• _WHAT THE TASK ASKS_: Find every line with "pfrda" in it, then report how many there are and nothing more.
▶
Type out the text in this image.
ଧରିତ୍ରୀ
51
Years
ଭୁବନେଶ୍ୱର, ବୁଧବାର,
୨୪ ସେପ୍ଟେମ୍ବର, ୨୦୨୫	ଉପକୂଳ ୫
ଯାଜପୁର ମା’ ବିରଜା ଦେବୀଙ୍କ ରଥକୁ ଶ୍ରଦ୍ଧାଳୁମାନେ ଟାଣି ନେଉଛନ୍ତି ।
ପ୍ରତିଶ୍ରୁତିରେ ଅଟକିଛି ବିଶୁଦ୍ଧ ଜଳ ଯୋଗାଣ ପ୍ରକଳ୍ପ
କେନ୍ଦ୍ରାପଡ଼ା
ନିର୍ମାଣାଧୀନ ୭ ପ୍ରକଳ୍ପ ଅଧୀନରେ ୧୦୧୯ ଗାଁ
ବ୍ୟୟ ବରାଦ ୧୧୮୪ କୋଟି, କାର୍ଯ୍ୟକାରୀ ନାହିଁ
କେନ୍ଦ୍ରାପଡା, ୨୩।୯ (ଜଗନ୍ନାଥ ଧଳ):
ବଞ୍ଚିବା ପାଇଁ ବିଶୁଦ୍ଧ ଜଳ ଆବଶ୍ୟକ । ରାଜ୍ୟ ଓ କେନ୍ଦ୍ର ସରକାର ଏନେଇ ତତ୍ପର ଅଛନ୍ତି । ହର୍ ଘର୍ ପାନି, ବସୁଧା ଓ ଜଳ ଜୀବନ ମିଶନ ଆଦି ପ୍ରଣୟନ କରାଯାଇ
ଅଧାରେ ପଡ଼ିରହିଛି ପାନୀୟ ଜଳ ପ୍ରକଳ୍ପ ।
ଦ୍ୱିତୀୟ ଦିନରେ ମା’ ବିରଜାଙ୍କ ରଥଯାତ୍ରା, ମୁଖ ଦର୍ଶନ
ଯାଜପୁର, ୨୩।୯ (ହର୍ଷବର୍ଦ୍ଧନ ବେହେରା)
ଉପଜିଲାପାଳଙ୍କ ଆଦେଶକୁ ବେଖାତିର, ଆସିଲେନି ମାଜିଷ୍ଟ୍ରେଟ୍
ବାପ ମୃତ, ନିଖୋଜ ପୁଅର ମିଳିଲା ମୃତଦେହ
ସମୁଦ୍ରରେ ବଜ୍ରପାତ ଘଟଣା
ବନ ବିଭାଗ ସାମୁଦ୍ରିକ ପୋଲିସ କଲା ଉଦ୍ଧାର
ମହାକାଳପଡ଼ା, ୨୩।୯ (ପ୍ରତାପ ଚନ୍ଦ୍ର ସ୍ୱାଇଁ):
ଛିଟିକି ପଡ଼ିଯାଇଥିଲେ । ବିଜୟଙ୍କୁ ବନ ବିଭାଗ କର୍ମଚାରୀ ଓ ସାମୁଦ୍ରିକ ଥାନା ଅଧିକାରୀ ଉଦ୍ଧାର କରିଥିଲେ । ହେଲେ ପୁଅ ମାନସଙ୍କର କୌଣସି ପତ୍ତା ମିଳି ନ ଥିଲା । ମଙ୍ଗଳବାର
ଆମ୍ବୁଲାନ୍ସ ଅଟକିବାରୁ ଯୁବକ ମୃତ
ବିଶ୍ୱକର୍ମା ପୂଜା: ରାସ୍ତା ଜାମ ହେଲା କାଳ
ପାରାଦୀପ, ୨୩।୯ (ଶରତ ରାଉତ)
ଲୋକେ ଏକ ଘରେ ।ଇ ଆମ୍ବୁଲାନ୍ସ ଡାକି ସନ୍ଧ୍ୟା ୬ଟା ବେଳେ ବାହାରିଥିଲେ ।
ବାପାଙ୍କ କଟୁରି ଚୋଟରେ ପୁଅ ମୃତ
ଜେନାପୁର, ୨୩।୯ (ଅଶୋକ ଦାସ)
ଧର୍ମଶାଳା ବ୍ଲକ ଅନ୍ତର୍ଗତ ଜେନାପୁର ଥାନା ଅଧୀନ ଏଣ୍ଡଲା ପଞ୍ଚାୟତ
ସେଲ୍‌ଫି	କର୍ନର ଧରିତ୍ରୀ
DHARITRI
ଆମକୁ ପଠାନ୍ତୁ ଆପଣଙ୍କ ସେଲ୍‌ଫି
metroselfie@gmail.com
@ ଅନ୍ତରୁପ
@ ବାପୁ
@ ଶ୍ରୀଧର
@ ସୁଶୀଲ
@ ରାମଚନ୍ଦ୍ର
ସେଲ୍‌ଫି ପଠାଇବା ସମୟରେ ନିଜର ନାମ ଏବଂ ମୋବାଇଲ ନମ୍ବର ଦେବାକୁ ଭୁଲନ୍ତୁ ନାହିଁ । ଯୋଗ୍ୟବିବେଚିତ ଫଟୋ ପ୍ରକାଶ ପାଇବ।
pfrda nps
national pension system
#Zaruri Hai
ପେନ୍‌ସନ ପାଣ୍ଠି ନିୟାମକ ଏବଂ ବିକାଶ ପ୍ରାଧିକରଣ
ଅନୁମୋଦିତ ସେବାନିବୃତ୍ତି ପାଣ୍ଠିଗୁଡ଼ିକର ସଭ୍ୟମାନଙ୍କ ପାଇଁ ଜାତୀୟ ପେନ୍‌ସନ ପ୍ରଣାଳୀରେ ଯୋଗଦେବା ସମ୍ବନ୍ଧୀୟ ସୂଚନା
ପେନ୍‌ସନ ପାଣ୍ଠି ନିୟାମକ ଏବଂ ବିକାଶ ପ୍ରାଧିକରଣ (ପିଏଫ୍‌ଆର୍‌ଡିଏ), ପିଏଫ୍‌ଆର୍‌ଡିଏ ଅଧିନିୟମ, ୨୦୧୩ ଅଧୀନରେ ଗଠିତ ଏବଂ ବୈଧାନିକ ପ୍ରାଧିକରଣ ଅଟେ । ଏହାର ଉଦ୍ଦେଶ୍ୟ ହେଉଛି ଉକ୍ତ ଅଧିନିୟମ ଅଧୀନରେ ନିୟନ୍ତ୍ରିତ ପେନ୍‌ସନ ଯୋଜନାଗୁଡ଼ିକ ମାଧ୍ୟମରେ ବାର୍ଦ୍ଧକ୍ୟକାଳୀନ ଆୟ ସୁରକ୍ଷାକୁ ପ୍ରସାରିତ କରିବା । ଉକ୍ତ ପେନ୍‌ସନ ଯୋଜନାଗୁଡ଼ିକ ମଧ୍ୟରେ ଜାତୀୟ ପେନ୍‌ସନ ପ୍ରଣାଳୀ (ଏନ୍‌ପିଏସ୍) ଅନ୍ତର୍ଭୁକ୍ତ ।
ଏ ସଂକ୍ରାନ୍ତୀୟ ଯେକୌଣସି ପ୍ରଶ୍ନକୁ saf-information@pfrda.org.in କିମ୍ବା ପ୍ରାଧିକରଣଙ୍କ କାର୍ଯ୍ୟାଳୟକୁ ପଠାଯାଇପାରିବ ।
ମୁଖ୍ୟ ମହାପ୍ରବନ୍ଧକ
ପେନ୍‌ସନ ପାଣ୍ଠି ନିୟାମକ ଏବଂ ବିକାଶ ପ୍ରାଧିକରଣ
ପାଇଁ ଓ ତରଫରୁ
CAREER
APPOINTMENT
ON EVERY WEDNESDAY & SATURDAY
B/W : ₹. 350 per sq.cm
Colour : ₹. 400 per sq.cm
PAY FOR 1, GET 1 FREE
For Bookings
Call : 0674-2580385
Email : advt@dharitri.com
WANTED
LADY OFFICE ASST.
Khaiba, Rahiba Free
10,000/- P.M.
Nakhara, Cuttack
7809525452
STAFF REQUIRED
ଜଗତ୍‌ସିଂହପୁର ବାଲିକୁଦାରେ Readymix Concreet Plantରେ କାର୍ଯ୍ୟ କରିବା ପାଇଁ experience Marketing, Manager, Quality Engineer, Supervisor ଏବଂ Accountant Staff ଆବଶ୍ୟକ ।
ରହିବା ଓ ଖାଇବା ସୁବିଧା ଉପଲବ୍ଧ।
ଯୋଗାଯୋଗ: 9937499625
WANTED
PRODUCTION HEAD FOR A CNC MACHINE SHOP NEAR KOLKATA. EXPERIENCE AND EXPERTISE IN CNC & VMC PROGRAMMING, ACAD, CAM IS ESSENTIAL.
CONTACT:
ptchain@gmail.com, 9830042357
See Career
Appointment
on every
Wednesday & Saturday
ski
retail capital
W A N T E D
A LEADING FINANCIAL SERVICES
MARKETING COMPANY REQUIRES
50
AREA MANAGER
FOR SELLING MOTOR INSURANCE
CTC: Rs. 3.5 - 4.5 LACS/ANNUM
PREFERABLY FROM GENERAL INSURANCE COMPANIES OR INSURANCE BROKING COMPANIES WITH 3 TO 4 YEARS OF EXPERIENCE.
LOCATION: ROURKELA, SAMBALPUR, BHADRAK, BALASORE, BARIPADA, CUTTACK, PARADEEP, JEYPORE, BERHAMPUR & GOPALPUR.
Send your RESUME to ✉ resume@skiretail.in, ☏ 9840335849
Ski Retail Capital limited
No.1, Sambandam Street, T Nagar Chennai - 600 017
◀
• _REPLY_: 2